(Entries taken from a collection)
= = =
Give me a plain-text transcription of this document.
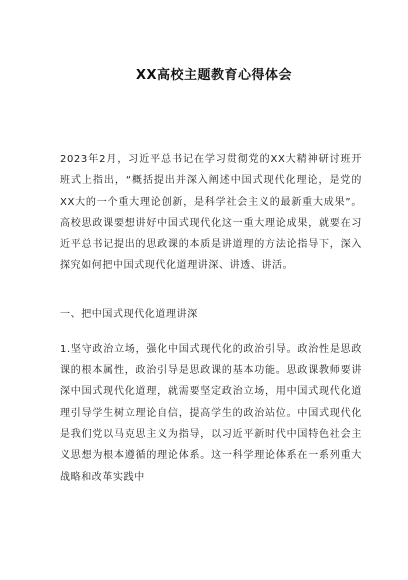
XX高校主题教育心得体会

2023年2月，习近平总书记在学习贯彻党的XX大精神研讨班开班式上指出，“概括提出并深入阐述中国式现代化理论，是党的XX大的一个重大理论创新，是科学社会主义的最新重大成果”。高校思政课要想讲好中国式现代化这一重大理论成果，就要在习近平总书记提出的思政课的本质是讲道理的方法论指导下，深入探究如何把中国式现代化道理讲深、讲透、讲活。

一、把中国式现代化道理讲深

1.坚守政治立场，强化中国式现代化的政治引导。政治性是思政课的根本属性，政治引导是思政课的基本功能。思政课教师要讲深中国式现代化道理，就需要坚定政治立场，用中国式现代化道理引导学生树立理论自信，提高学生的政治站位。中国式现代化是我们党以马克思主义为指导，以习近平新时代中国特色社会主义思想为根本遵循的理论体系。这一科学理论体系在一系列重大战略和改革实践中
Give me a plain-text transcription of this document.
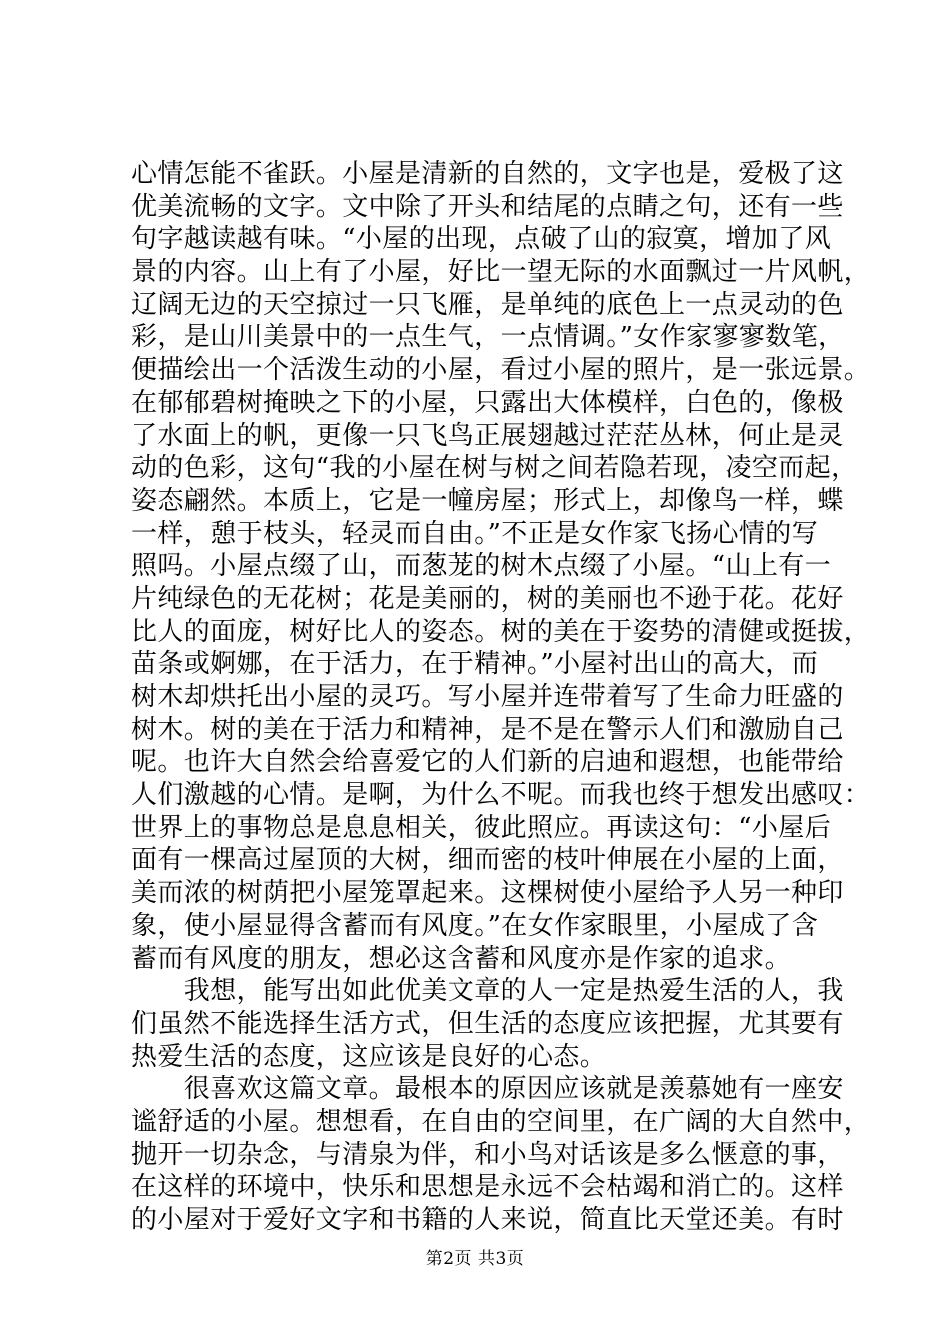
心情怎能不雀跃。小屋是清新的自然的，文字也是，爱极了这
优美流畅的文字。文中除了开头和结尾的点睛之句，还有一些
句字越读越有味。“小屋的出现，点破了山的寂寞，增加了风
景的内容。山上有了小屋，好比一望无际的水面飘过一片风帆，
辽阔无边的天空掠过一只飞雁，是单纯的底色上一点灵动的色
彩，是山川美景中的一点生气，一点情调。”女作家寥寥数笔，
便描绘出一个活泼生动的小屋，看过小屋的照片，是一张远景。
在郁郁碧树掩映之下的小屋，只露出大体模样，白色的，像极
了水面上的帆，更像一只飞鸟正展翅越过茫茫丛林，何止是灵
动的色彩，这句“我的小屋在树与树之间若隐若现，凌空而起，
姿态翩然。本质上，它是一幢房屋；形式上，却像鸟一样，蝶
一样，憩于枝头，轻灵而自由。”不正是女作家飞扬心情的写
照吗。小屋点缀了山，而葱茏的树木点缀了小屋。“山上有一
片纯绿色的无花树；花是美丽的，树的美丽也不逊于花。花好
比人的面庞，树好比人的姿态。树的美在于姿势的清健或挺拔，
苗条或婀娜，在于活力，在于精神。”小屋衬出山的高大，而
树木却烘托出小屋的灵巧。写小屋并连带着写了生命力旺盛的
树木。树的美在于活力和精神，是不是在警示人们和激励自己
呢。也许大自然会给喜爱它的人们新的启迪和遐想，也能带给
人们激越的心情。是啊，为什么不呢。而我也终于想发出感叹：
世界上的事物总是息息相关，彼此照应。再读这句：“小屋后
面有一棵高过屋顶的大树，细而密的枝叶伸展在小屋的上面，
美而浓的树荫把小屋笼罩起来。这棵树使小屋给予人另一种印
象，使小屋显得含蓄而有风度。”在女作家眼里，小屋成了含
蓄而有风度的朋友，想必这含蓄和风度亦是作家的追求。
　　我想，能写出如此优美文章的人一定是热爱生活的人，我
们虽然不能选择生活方式，但生活的态度应该把握，尤其要有
热爱生活的态度，这应该是良好的心态。
　　很喜欢这篇文章。最根本的原因应该就是羡慕她有一座安
谧舒适的小屋。想想看，在自由的空间里，在广阔的大自然中，
抛开一切杂念，与清泉为伴，和小鸟对话该是多么惬意的事，
在这样的环境中，快乐和思想是永远不会枯竭和消亡的。这样
的小屋对于爱好文字和书籍的人来说，简直比天堂还美。有时
第2页 共3页
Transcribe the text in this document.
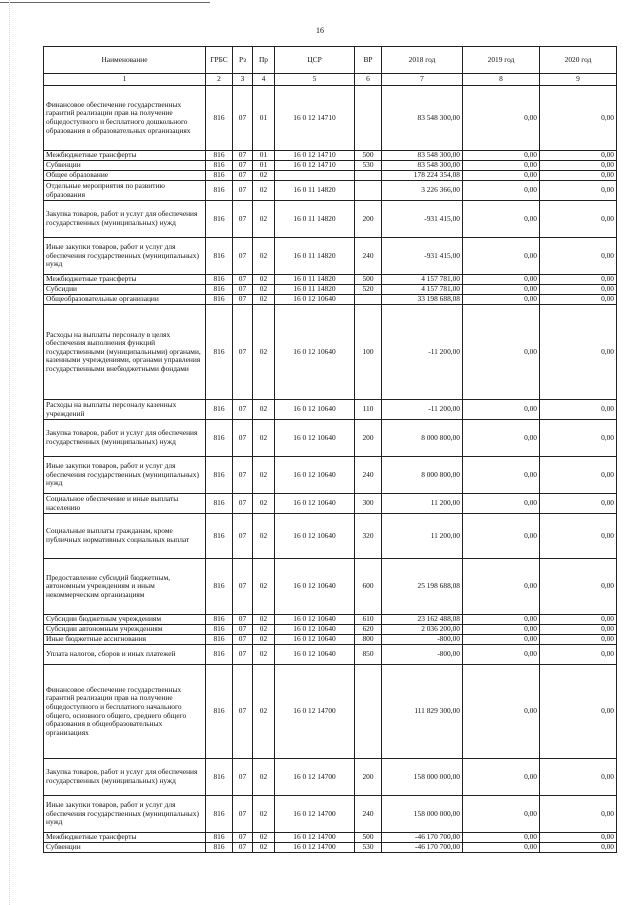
16
Наименование	ГРБС	Рз	Пр	ЦСР	ВР	2018 год	2019 год	2020 год
1	2	3	4	5	6	7	8	9
Финансовое обеспечение государственных гарантий реализации прав на получение общедоступного и бесплатного дошкольного образования в образовательных организациях	816	07	01	16 0 12 14710		83 548 300,00	0,00	0,00
Межбюджетные трансферты	816	07	01	16 0 12 14710	500	83 548 300,00	0,00	0,00
Субвенции	816	07	01	16 0 12 14710	530	83 548 300,00	0,00	0,00
Общее образование	816	07	02			178 224 354,08	0,00	0,00
Отдельные мероприятия по развитию образования	816	07	02	16 0 11 14820		3 226 366,00	0,00	0,00
Закупка товаров, работ и услуг для обеспечения государственных (муниципальных) нужд	816	07	02	16 0 11 14820	200	-931 415,00	0,00	0,00
Иные закупки товаров, работ и услуг для обеспечения государственных (муниципальных) нужд	816	07	02	16 0 11 14820	240	-931 415,00	0,00	0,00
Межбюджетные трансферты	816	07	02	16 0 11 14820	500	4 157 781,00	0,00	0,00
Субсидии	816	07	02	16 0 11 14820	520	4 157 781,00	0,00	0,00
Общеобразовательные организации	816	07	02	16 0 12 10640		33 198 688,08	0,00	0,00
Расходы на выплаты персоналу в целях обеспечения выполнения функций государственными (муниципальными) органами, казенными учреждениями, органами управления государственными внебюджетными фондами	816	07	02	16 0 12 10640	100	-11 200,00	0,00	0,00
Расходы на выплаты персоналу казенных учреждений	816	07	02	16 0 12 10640	110	-11 200,00	0,00	0,00
Закупка товаров, работ и услуг для обеспечения государственных (муниципальных) нужд	816	07	02	16 0 12 10640	200	8 000 800,00	0,00	0,00
Иные закупки товаров, работ и услуг для обеспечения государственных (муниципальных) нужд	816	07	02	16 0 12 10640	240	8 000 800,00	0,00	0,00
Социальное обеспечение и иные выплаты населению	816	07	02	16 0 12 10640	300	11 200,00	0,00	0,00
Социальные выплаты гражданам, кроме публичных нормативных социальных выплат	816	07	02	16 0 12 10640	320	11 200,00	0,00	0,00
Предоставление субсидий бюджетным, автономным учреждениям и иным некоммерческим организациям	816	07	02	16 0 12 10640	600	25 198 688,08	0,00	0,00
Субсидии бюджетным учреждениям	816	07	02	16 0 12 10640	610	23 162 488,08	0,00	0,00
Субсидии автономным учреждениям	816	07	02	16 0 12 10640	620	2 036 200,00	0,00	0,00
Иные бюджетные ассигнования	816	07	02	16 0 12 10640	800	-800,00	0,00	0,00
Уплата налогов, сборов и иных платежей	816	07	02	16 0 12 10640	850	-800,00	0,00	0,00
Финансовое обеспечение государственных гарантий реализации прав на получение общедоступного и бесплатного начального общего, основного общего, среднего общего образования в общеобразовательных организациях	816	07	02	16 0 12 14700		111 829 300,00	0,00	0,00
Закупка товаров, работ и услуг для обеспечения государственных (муниципальных) нужд	816	07	02	16 0 12 14700	200	158 000 000,00	0,00	0,00
Иные закупки товаров, работ и услуг для обеспечения государственных (муниципальных) нужд	816	07	02	16 0 12 14700	240	158 000 000,00	0,00	0,00
Межбюджетные трансферты	816	07	02	16 0 12 14700	500	-46 170 700,00	0,00	0,00
Субвенции	816	07	02	16 0 12 14700	530	-46 170 700,00	0,00	0,00
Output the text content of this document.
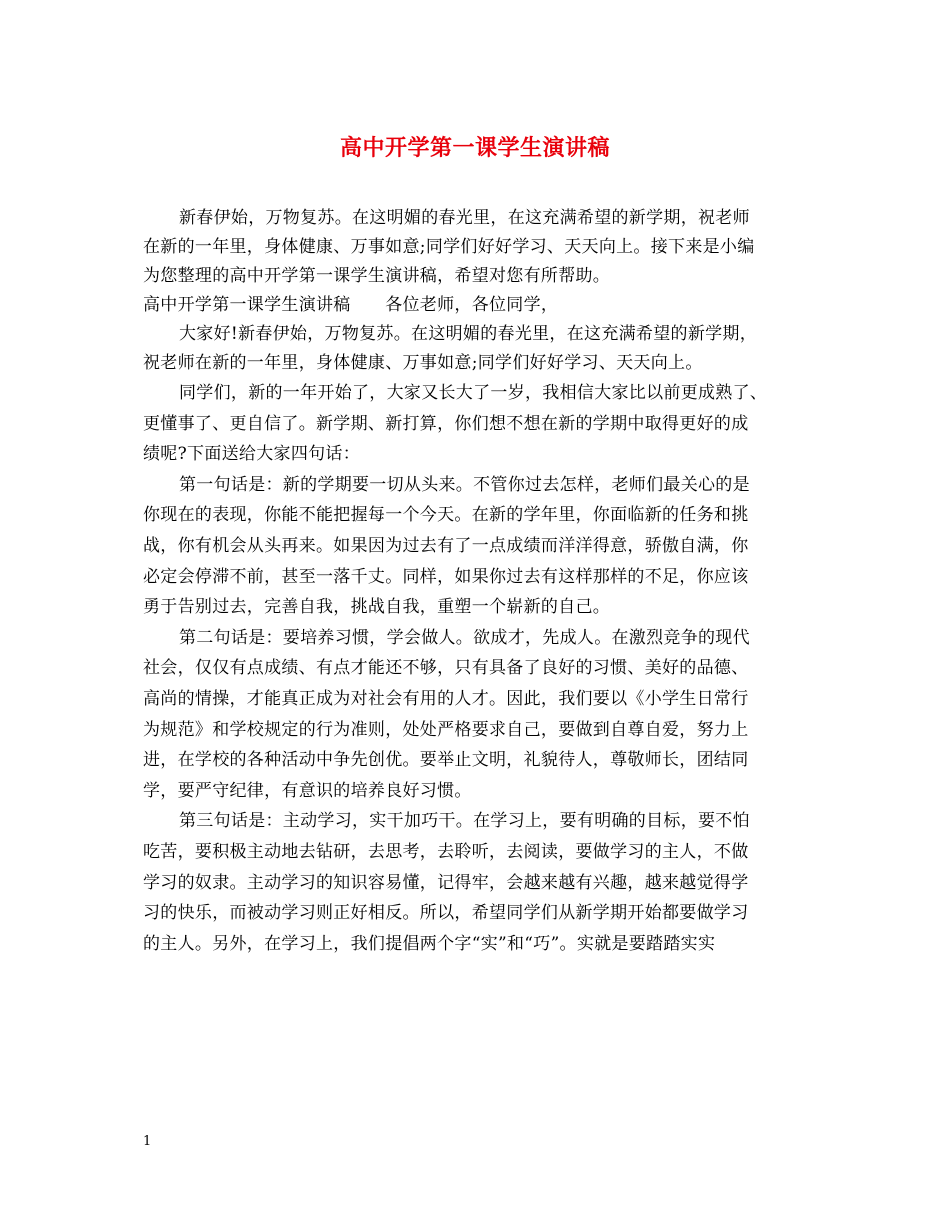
高中开学第一课学生演讲稿
新春伊始，万物复苏。在这明媚的春光里，在这充满希望的新学期，祝老师
在新的一年里，身体健康、万事如意;同学们好好学习、天天向上。接下来是小编
为您整理的高中开学第一课学生演讲稿，希望对您有所帮助。
高中开学第一课学生演讲稿　　各位老师，各位同学，
大家好!新春伊始，万物复苏。在这明媚的春光里，在这充满希望的新学期，
祝老师在新的一年里，身体健康、万事如意;同学们好好学习、天天向上。
同学们，新的一年开始了，大家又长大了一岁，我相信大家比以前更成熟了、
更懂事了、更自信了。新学期、新打算，你们想不想在新的学期中取得更好的成
绩呢?下面送给大家四句话：
第一句话是：新的学期要一切从头来。不管你过去怎样，老师们最关心的是
你现在的表现，你能不能把握每一个今天。在新的学年里，你面临新的任务和挑
战，你有机会从头再来。如果因为过去有了一点成绩而洋洋得意，骄傲自满，你
必定会停滞不前，甚至一落千丈。同样，如果你过去有这样那样的不足，你应该
勇于告别过去，完善自我，挑战自我，重塑一个崭新的自己。
第二句话是：要培养习惯，学会做人。欲成才，先成人。在激烈竞争的现代
社会，仅仅有点成绩、有点才能还不够，只有具备了良好的习惯、美好的品德、
高尚的情操，才能真正成为对社会有用的人才。因此，我们要以《小学生日常行
为规范》和学校规定的行为准则，处处严格要求自己，要做到自尊自爱，努力上
进，在学校的各种活动中争先创优。要举止文明，礼貌待人，尊敬师长，团结同
学，要严守纪律，有意识的培养良好习惯。
第三句话是：主动学习，实干加巧干。在学习上，要有明确的目标，要不怕
吃苦，要积极主动地去钻研，去思考，去聆听，去阅读，要做学习的主人，不做
学习的奴隶。主动学习的知识容易懂，记得牢，会越来越有兴趣，越来越觉得学
习的快乐，而被动学习则正好相反。所以，希望同学们从新学期开始都要做学习
的主人。另外，在学习上，我们提倡两个字“实”和“巧”。实就是要踏踏实实
1
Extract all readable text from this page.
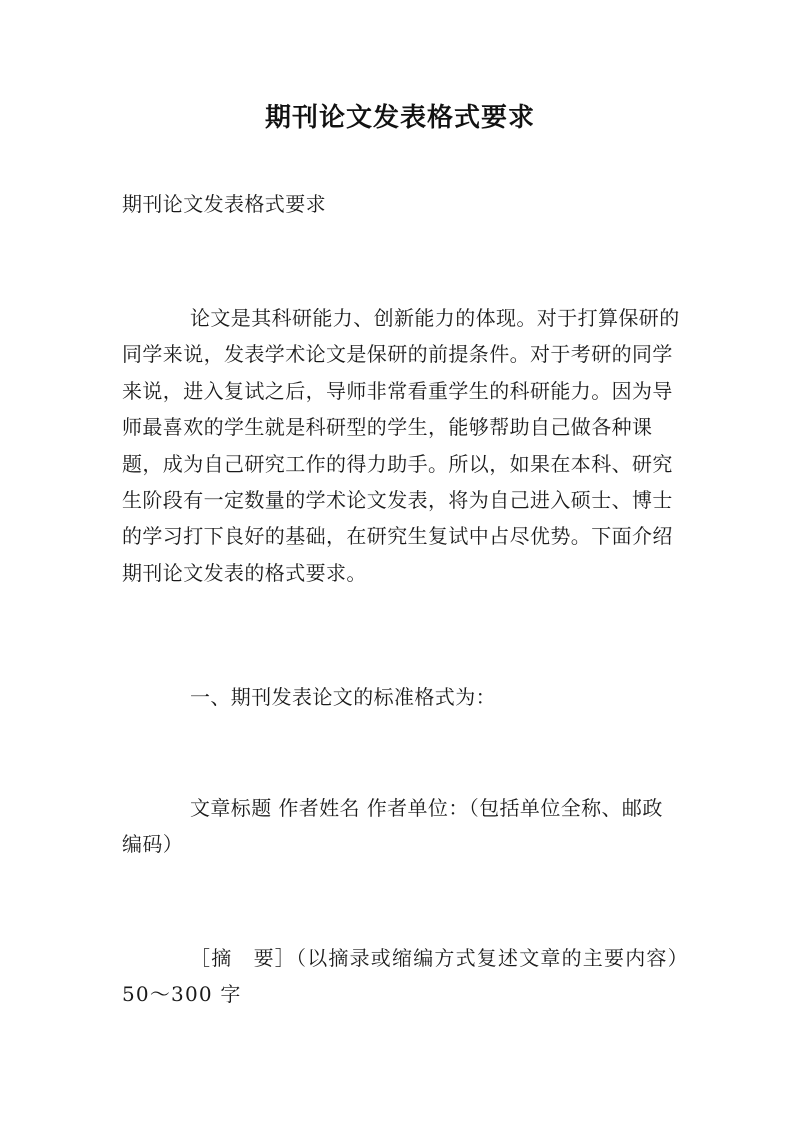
期刊论文发表格式要求
期刊论文发表格式要求
论文是其科研能力、创新能力的体现。对于打算保研的同学来说，发表学术论文是保研的前提条件。对于考研的同学来说，进入复试之后，导师非常看重学生的科研能力。因为导师最喜欢的学生就是科研型的学生，能够帮助自己做各种课题，成为自己研究工作的得力助手。所以，如果在本科、研究生阶段有一定数量的学术论文发表，将为自己进入硕士、博士的学习打下良好的基础，在研究生复试中占尽优势。下面介绍期刊论文发表的格式要求。
一、期刊发表论文的标准格式为：
文章标题 作者姓名 作者单位：（包括单位全称、邮政编码）
［摘　要］（以摘录或缩编方式复述文章的主要内容）50～300 字
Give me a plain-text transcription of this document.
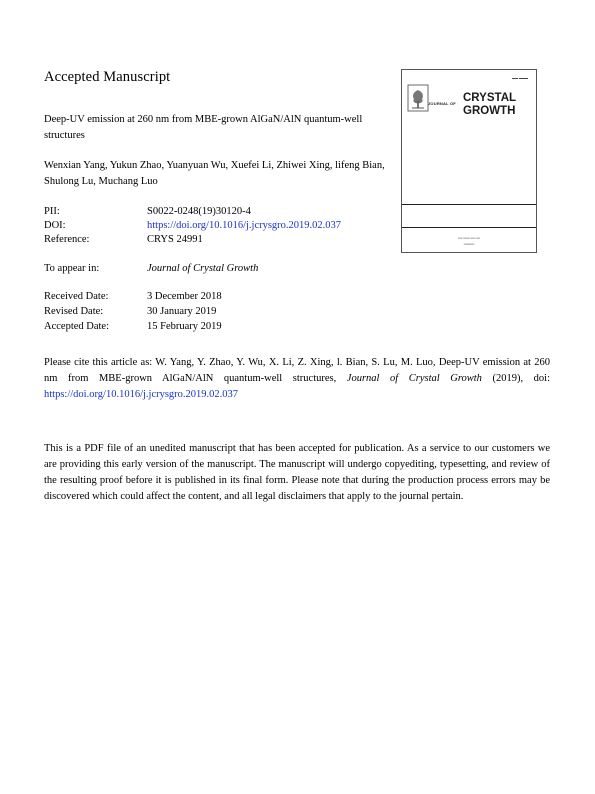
Accepted Manuscript
Deep-UV emission at 260 nm from MBE-grown AlGaN/AlN quantum-well structures
Wenxian Yang, Yukun Zhao, Yuanyuan Wu, Xuefei Li, Zhiwei Xing, lifeng Bian, Shulong Lu, Muchang Luo
PII:	S0022-0248(19)30120-4
DOI:	https://doi.org/10.1016/j.jcrysgro.2019.02.037
Reference:	CRYS 24991
To appear in:	Journal of Crystal Growth
Received Date:	3 December 2018
Revised Date:	30 January 2019
Accepted Date:	15 February 2019
Please cite this article as: W. Yang, Y. Zhao, Y. Wu, X. Li, Z. Xing, l. Bian, S. Lu, M. Luo, Deep-UV emission at 260 nm from MBE-grown AlGaN/AlN quantum-well structures, Journal of Crystal Growth (2019), doi: https://doi.org/10.1016/j.jcrysgro.2019.02.037
This is a PDF file of an unedited manuscript that has been accepted for publication. As a service to our customers we are providing this early version of the manuscript. The manuscript will undergo copyediting, typesetting, and review of the resulting proof before it is published in its final form. Please note that during the production process errors may be discovered which could affect the content, and all legal disclaimers that apply to the journal pertain.
▬▬ ▬▬▬
JOURNAL OF CRYSTAL
GROWTH
▪▪▪▪ ▪▪▪▪▪▪ ▪▪▪▪ ▪▪▪▪
▪▪▪▪▪▪▪▪▪▪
= = =
Short task:
Only a number is wanted: how many lines contain "Deep"?

Result for this task:
2